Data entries
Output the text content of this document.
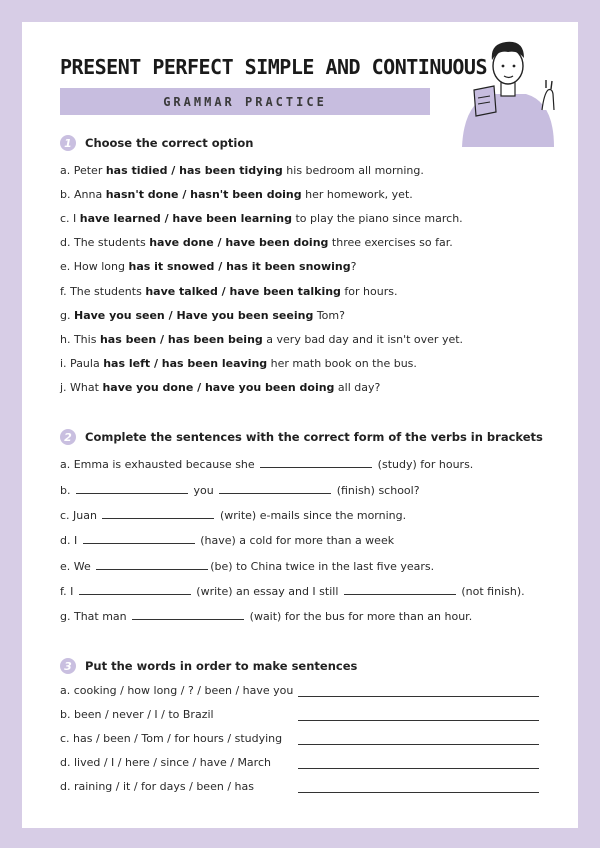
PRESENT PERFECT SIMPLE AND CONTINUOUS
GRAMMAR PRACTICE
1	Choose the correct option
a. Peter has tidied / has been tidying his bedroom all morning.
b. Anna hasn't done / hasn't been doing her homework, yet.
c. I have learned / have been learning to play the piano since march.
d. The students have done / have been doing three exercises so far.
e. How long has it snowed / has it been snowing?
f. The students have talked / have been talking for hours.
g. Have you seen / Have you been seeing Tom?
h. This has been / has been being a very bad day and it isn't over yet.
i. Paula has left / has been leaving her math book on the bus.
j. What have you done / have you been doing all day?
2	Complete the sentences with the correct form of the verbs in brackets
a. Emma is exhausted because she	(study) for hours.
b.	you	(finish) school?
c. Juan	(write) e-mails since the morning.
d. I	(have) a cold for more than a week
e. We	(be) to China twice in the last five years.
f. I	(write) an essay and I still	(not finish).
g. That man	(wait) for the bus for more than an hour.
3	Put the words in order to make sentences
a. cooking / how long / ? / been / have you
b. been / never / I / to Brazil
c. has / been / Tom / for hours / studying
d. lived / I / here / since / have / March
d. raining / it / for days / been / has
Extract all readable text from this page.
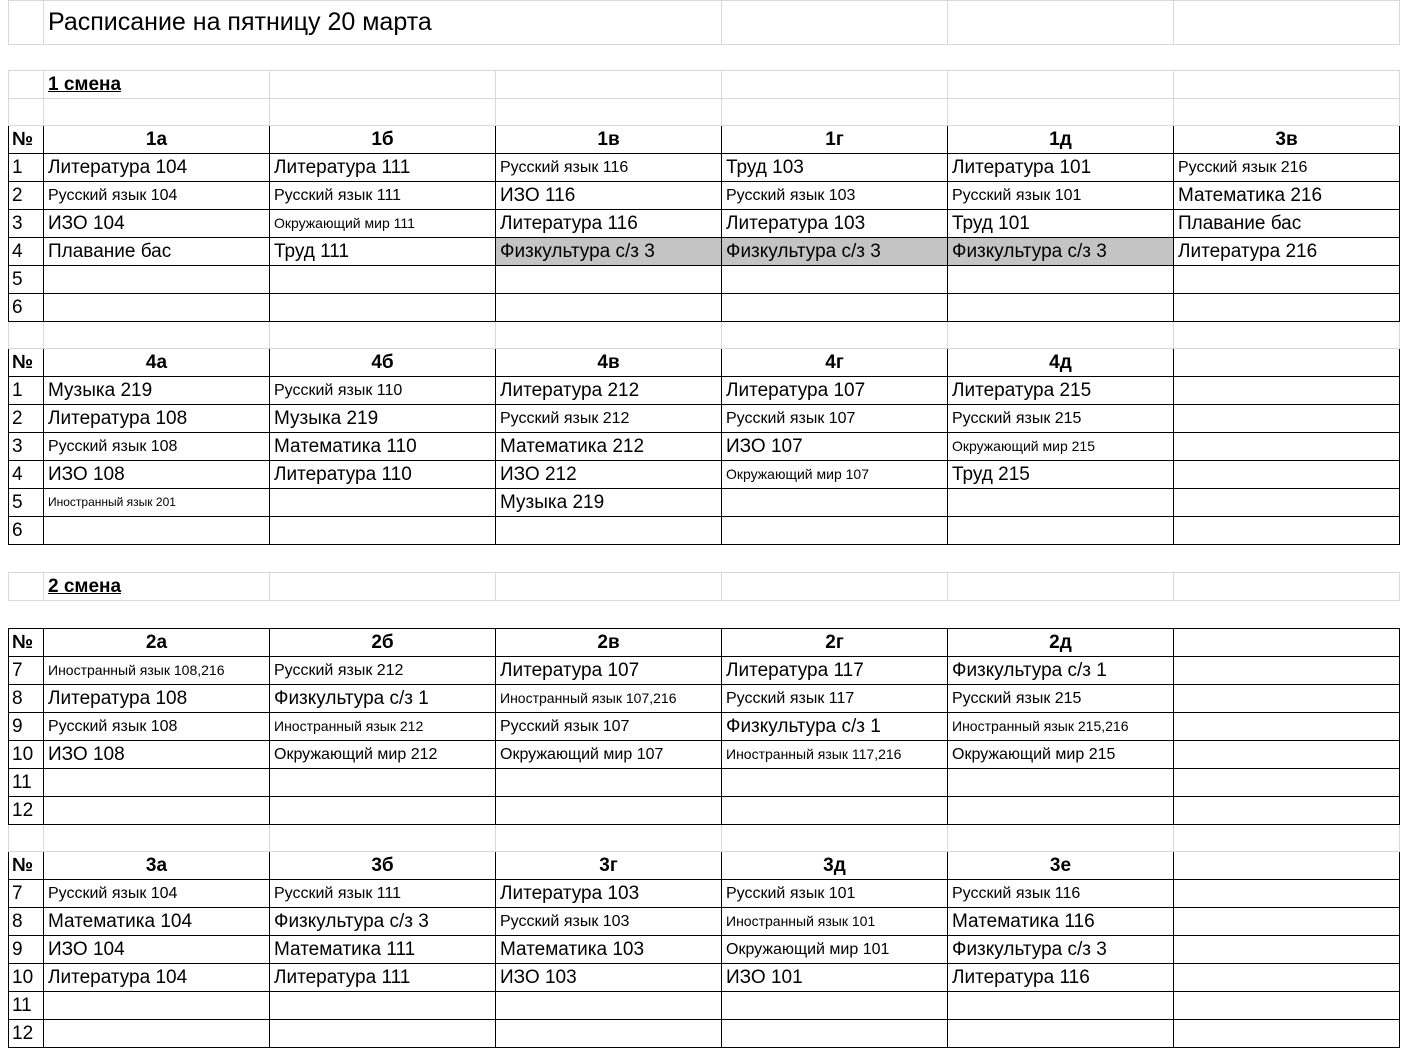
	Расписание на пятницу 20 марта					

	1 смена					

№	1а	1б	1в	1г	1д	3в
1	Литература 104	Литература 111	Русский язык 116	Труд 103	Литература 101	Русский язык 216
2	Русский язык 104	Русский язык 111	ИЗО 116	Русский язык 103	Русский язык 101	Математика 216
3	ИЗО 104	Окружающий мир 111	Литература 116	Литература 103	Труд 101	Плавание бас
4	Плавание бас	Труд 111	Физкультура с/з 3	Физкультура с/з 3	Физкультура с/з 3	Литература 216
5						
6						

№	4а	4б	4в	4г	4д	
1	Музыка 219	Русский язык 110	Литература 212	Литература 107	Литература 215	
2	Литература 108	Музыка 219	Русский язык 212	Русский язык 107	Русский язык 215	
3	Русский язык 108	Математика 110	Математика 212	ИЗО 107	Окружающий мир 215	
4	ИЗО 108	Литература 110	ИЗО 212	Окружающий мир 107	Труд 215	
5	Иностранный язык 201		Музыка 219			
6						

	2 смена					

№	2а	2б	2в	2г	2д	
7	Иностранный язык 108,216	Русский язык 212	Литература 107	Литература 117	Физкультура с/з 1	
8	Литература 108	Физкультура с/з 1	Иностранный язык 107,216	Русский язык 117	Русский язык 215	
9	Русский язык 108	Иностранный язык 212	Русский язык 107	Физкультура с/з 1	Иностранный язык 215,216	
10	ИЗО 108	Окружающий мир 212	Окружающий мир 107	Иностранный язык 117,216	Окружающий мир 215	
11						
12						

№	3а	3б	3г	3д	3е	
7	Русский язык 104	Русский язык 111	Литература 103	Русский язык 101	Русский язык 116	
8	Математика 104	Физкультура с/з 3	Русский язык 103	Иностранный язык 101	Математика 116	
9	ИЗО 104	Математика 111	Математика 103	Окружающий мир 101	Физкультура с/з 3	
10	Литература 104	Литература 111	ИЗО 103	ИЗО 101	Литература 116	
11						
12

WHAT YOU HAVE TO DO =>
Repeat every record precisely. Any picture among them stays out of the copy.

CORRECT RESPONSE =>
Output the text content of this document.
PRESENT PERFECT SIMPLE AND CONTINUOUS
GRAMMAR PRACTICE
1	Choose the correct option
a. Peter has tidied / has been tidying his bedroom all morning.
b. Anna hasn't done / hasn't been doing her homework, yet.
c. I have learned / have been learning to play the piano since march.
d. The students have done / have been doing three exercises so far.
e. How long has it snowed / has it been snowing?
f. The students have talked / have been talking for hours.
g. Have you seen / Have you been seeing Tom?
h. This has been / has been being a very bad day and it isn't over yet.
i. Paula has left / has been leaving her math book on the bus.
j. What have you done / have you been doing all day?
2	Complete the sentences with the correct form of the verbs in brackets
a. Emma is exhausted because she	(study) for hours.
b.	you	(finish) school?
c. Juan	(write) e-mails since the morning.
d. I	(have) a cold for more than a week
e. We	(be) to China twice in the last five years.
f. I	(write) an essay and I still	(not finish).
g. That man	(wait) for the bus for more than an hour.
3	Put the words in order to make sentences
a. cooking / how long / ? / been / have you
b. been / never / I / to Brazil
c. has / been / Tom / for hours / studying
d. lived / I / here / since / have / March
d. raining / it / for days / been / has
Extract all readable text from this page.
	Расписание на пятницу 20 марта					

	1 смена					

№	1а	1б	1в	1г	1д	3в
1	Литература 104	Литература 111	Русский язык 116	Труд 103	Литература 101	Русский язык 216
2	Русский язык 104	Русский язык 111	ИЗО 116	Русский язык 103	Русский язык 101	Математика 216
3	ИЗО 104	Окружающий мир 111	Литература 116	Литература 103	Труд 101	Плавание бас
4	Плавание бас	Труд 111	Физкультура с/з 3	Физкультура с/з 3	Физкультура с/з 3	Литература 216
5						
6						

№	4а	4б	4в	4г	4д	
1	Музыка 219	Русский язык 110	Литература 212	Литература 107	Литература 215	
2	Литература 108	Музыка 219	Русский язык 212	Русский язык 107	Русский язык 215	
3	Русский язык 108	Математика 110	Математика 212	ИЗО 107	Окружающий мир 215	
4	ИЗО 108	Литература 110	ИЗО 212	Окружающий мир 107	Труд 215	
5	Иностранный язык 201		Музыка 219			
6						

	2 смена					

№	2а	2б	2в	2г	2д	
7	Иностранный язык 108,216	Русский язык 212	Литература 107	Литература 117	Физкультура с/з 1	
8	Литература 108	Физкультура с/з 1	Иностранный язык 107,216	Русский язык 117	Русский язык 215	
9	Русский язык 108	Иностранный язык 212	Русский язык 107	Физкультура с/з 1	Иностранный язык 215,216	
10	ИЗО 108	Окружающий мир 212	Окружающий мир 107	Иностранный язык 117,216	Окружающий мир 215	
11						
12						

№	3а	3б	3г	3д	3е	
7	Русский язык 104	Русский язык 111	Литература 103	Русский язык 101	Русский язык 116	
8	Математика 104	Физкультура с/з 3	Русский язык 103	Иностранный язык 101	Математика 116	
9	ИЗО 104	Математика 111	Математика 103	Окружающий мир 101	Физкультура с/з 3	
10	Литература 104	Литература 111	ИЗО 103	ИЗО 101	Литература 116	
11						
12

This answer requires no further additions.